* **TASK STATEMENT**
Copy every record below, exactly as written.

○ ○ ○ ○ ○ ○ ○

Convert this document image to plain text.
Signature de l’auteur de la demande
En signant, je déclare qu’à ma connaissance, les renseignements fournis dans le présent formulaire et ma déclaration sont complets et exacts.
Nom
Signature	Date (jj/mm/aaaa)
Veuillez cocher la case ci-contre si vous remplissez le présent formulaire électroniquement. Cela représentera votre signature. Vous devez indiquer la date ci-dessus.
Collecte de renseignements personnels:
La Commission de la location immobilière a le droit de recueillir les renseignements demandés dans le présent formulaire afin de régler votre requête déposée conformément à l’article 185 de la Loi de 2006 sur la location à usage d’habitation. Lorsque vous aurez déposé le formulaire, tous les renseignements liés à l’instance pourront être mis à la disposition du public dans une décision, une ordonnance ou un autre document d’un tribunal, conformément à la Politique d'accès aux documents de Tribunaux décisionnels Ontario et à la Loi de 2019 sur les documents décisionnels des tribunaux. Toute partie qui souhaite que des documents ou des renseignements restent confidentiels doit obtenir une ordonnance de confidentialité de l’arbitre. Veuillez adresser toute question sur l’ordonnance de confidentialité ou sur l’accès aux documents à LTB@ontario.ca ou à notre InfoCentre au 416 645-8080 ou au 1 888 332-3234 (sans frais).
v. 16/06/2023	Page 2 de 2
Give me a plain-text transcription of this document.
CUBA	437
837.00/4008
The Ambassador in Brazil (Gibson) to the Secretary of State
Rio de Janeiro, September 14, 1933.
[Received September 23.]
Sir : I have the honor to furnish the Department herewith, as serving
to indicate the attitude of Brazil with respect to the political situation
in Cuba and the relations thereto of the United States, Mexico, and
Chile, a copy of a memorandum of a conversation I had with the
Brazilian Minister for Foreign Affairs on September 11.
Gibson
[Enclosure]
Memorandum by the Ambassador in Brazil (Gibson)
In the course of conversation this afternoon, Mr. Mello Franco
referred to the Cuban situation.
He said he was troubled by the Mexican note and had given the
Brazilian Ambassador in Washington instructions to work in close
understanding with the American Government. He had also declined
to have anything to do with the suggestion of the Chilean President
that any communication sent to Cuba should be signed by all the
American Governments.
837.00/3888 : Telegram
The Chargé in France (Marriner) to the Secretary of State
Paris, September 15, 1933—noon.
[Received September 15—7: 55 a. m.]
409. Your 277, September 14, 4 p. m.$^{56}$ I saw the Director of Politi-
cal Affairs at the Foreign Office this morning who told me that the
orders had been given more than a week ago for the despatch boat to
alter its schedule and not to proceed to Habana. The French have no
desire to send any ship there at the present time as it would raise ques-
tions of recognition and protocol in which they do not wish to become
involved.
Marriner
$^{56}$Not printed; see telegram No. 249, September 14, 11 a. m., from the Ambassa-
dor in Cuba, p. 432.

○ ○ ○ ○ ○ ○ ○

* **TASK OUTPUT**
Convert this document image to plain text.
Signature de l’auteur de la demande
En signant, je déclare qu’à ma connaissance, les renseignements fournis dans le présent formulaire et ma déclaration sont complets et exacts.
Nom
Signature	Date (jj/mm/aaaa)
Veuillez cocher la case ci-contre si vous remplissez le présent formulaire électroniquement. Cela représentera votre signature. Vous devez indiquer la date ci-dessus.
Collecte de renseignements personnels:
La Commission de la location immobilière a le droit de recueillir les renseignements demandés dans le présent formulaire afin de régler votre requête déposée conformément à l’article 185 de la Loi de 2006 sur la location à usage d’habitation. Lorsque vous aurez déposé le formulaire, tous les renseignements liés à l’instance pourront être mis à la disposition du public dans une décision, une ordonnance ou un autre document d’un tribunal, conformément à la Politique d'accès aux documents de Tribunaux décisionnels Ontario et à la Loi de 2019 sur les documents décisionnels des tribunaux. Toute partie qui souhaite que des documents ou des renseignements restent confidentiels doit obtenir une ordonnance de confidentialité de l’arbitre. Veuillez adresser toute question sur l’ordonnance de confidentialité ou sur l’accès aux documents à LTB@ontario.ca ou à notre InfoCentre au 416 645-8080 ou au 1 888 332-3234 (sans frais).
v. 16/06/2023	Page 2 de 2
Give me a plain-text transcription of this document.
CUBA	437
837.00/4008
The Ambassador in Brazil (Gibson) to the Secretary of State
Rio de Janeiro, September 14, 1933.
[Received September 23.]
Sir : I have the honor to furnish the Department herewith, as serving
to indicate the attitude of Brazil with respect to the political situation
in Cuba and the relations thereto of the United States, Mexico, and
Chile, a copy of a memorandum of a conversation I had with the
Brazilian Minister for Foreign Affairs on September 11.
Gibson
[Enclosure]
Memorandum by the Ambassador in Brazil (Gibson)
In the course of conversation this afternoon, Mr. Mello Franco
referred to the Cuban situation.
He said he was troubled by the Mexican note and had given the
Brazilian Ambassador in Washington instructions to work in close
understanding with the American Government. He had also declined
to have anything to do with the suggestion of the Chilean President
that any communication sent to Cuba should be signed by all the
American Governments.
837.00/3888 : Telegram
The Chargé in France (Marriner) to the Secretary of State
Paris, September 15, 1933—noon.
[Received September 15—7: 55 a. m.]
409. Your 277, September 14, 4 p. m.$^{56}$ I saw the Director of Politi-
cal Affairs at the Foreign Office this morning who told me that the
orders had been given more than a week ago for the despatch boat to
alter its schedule and not to proceed to Habana. The French have no
desire to send any ship there at the present time as it would raise ques-
tions of recognition and protocol in which they do not wish to become
involved.
Marriner
$^{56}$Not printed; see telegram No. 249, September 14, 11 a. m., from the Ambassa-
dor in Cuba, p. 432.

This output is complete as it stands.